Every line below that holds the string "structured" should be copied out.
---------- Dataset extract
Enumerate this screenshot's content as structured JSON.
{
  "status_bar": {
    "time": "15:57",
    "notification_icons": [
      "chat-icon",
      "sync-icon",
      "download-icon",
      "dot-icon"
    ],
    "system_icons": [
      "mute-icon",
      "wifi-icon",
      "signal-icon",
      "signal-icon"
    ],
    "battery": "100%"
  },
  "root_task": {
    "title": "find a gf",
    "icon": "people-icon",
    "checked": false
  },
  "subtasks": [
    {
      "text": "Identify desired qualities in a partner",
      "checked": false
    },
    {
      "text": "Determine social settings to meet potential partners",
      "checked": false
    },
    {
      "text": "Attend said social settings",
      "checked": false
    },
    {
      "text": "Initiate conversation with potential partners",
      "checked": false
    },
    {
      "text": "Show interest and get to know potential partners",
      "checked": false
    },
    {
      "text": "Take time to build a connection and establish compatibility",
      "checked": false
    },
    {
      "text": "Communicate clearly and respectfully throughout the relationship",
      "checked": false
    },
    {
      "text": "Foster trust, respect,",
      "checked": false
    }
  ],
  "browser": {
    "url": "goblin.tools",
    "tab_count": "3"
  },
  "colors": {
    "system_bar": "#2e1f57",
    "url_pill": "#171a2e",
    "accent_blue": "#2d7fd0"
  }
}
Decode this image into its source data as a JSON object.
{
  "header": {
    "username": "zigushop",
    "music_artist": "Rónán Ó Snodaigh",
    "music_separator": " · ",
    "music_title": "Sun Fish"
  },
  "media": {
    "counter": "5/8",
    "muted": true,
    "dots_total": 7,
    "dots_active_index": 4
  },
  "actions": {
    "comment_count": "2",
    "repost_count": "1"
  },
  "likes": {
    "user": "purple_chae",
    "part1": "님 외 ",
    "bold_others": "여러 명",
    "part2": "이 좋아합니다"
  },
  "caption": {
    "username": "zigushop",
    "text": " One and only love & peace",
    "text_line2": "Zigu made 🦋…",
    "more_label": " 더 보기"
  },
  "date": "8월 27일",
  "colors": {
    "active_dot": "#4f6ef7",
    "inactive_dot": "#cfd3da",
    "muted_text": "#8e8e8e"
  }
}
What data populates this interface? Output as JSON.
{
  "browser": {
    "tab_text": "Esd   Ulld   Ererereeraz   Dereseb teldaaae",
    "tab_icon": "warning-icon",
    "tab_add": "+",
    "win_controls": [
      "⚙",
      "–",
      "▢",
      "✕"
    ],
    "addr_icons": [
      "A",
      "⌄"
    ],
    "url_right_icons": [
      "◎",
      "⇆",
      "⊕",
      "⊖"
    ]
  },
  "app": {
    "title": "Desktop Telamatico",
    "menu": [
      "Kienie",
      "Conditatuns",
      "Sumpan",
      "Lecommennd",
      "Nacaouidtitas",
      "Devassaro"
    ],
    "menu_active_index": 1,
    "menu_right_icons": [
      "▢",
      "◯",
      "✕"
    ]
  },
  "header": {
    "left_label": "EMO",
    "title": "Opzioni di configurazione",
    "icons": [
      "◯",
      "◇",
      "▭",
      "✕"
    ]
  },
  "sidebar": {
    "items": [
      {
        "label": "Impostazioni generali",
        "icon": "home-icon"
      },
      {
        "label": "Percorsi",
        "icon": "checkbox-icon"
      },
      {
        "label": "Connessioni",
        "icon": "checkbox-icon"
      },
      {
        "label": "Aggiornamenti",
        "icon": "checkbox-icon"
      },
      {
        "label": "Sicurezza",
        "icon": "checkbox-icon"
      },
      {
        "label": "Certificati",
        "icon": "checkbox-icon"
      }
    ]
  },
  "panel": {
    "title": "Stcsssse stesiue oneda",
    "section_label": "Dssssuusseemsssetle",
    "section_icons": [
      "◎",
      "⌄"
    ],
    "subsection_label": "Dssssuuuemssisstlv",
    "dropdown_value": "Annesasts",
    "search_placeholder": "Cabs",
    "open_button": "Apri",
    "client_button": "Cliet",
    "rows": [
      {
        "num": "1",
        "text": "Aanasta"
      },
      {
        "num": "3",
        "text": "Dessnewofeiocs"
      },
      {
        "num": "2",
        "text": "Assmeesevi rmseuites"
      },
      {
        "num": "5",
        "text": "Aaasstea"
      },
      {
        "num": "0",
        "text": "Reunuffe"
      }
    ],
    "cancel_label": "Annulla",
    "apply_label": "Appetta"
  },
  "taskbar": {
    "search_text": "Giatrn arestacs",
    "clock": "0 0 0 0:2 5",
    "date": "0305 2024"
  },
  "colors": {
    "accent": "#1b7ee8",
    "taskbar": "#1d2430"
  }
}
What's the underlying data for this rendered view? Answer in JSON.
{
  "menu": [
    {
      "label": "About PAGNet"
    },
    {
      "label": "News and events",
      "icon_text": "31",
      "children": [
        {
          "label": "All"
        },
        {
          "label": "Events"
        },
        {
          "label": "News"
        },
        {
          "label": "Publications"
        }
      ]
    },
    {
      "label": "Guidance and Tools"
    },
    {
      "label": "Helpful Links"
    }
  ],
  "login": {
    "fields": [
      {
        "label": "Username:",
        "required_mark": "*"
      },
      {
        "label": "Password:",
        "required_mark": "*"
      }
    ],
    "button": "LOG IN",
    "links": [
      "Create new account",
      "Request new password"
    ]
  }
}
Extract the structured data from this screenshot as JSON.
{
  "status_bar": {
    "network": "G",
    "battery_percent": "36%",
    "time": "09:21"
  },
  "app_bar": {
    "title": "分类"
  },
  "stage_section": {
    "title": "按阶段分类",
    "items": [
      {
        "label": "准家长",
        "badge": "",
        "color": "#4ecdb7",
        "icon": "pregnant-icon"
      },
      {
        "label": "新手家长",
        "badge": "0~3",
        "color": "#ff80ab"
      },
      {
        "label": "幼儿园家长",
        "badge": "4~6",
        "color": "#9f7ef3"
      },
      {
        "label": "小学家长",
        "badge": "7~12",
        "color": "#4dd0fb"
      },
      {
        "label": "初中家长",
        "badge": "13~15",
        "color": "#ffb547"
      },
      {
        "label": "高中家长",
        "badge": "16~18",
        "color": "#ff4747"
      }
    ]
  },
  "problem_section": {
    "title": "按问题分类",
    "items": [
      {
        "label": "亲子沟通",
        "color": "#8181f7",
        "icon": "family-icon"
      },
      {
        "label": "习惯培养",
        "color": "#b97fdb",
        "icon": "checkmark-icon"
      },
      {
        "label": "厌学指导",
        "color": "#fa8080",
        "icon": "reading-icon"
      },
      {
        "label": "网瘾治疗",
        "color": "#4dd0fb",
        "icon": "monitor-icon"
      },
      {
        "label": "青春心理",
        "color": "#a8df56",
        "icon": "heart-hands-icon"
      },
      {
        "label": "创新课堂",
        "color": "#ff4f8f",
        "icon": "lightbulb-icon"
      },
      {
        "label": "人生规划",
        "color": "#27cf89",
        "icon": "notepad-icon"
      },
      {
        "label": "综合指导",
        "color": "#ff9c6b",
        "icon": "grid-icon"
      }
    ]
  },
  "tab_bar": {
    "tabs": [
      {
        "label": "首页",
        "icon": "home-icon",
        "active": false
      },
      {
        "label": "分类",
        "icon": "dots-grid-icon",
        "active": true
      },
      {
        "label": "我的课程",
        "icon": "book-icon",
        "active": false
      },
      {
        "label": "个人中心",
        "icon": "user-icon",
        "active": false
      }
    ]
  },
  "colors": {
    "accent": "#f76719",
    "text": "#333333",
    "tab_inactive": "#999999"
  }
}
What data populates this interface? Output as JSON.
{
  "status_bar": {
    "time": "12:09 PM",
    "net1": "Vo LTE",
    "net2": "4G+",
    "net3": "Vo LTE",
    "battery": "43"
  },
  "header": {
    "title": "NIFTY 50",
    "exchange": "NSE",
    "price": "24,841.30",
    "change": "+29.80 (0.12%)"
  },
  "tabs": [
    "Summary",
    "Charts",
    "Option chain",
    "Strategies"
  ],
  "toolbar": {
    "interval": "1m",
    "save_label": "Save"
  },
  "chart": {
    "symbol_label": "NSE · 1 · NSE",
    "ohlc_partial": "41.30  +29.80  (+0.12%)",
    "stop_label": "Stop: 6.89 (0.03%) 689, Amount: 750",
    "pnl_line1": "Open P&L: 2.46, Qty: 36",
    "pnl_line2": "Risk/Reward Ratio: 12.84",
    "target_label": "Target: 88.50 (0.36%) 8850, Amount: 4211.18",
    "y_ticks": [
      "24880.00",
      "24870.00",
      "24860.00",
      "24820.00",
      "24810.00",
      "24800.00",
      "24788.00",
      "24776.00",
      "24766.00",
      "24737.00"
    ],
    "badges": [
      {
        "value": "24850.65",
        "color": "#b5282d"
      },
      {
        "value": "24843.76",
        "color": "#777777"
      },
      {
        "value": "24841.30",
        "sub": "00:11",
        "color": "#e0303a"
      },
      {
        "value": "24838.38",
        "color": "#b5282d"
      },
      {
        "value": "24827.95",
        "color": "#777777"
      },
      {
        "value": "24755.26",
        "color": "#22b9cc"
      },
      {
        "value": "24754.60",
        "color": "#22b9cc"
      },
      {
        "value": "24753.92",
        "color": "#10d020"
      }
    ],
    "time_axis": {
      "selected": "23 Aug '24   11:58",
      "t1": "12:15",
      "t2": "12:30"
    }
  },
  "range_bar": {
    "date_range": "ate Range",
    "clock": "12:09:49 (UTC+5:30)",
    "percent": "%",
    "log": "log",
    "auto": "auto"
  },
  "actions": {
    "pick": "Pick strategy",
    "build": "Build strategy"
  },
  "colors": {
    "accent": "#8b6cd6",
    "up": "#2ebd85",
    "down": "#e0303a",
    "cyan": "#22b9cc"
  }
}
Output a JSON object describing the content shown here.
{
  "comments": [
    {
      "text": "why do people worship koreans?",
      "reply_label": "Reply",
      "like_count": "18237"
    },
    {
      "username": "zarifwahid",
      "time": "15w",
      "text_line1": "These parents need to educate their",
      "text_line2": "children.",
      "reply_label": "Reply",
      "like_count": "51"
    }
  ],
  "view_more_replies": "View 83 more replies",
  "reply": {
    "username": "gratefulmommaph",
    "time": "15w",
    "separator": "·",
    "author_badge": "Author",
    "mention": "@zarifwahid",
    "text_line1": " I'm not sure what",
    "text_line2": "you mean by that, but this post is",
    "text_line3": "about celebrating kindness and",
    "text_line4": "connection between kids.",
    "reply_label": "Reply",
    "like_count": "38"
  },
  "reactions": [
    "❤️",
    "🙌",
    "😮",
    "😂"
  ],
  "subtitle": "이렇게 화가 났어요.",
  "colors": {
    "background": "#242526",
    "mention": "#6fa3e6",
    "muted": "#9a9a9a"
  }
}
--------------------
**Written answer:**
Enumerate this screenshot's content as structured JSON.
Extract the structured data from this screenshot as JSON.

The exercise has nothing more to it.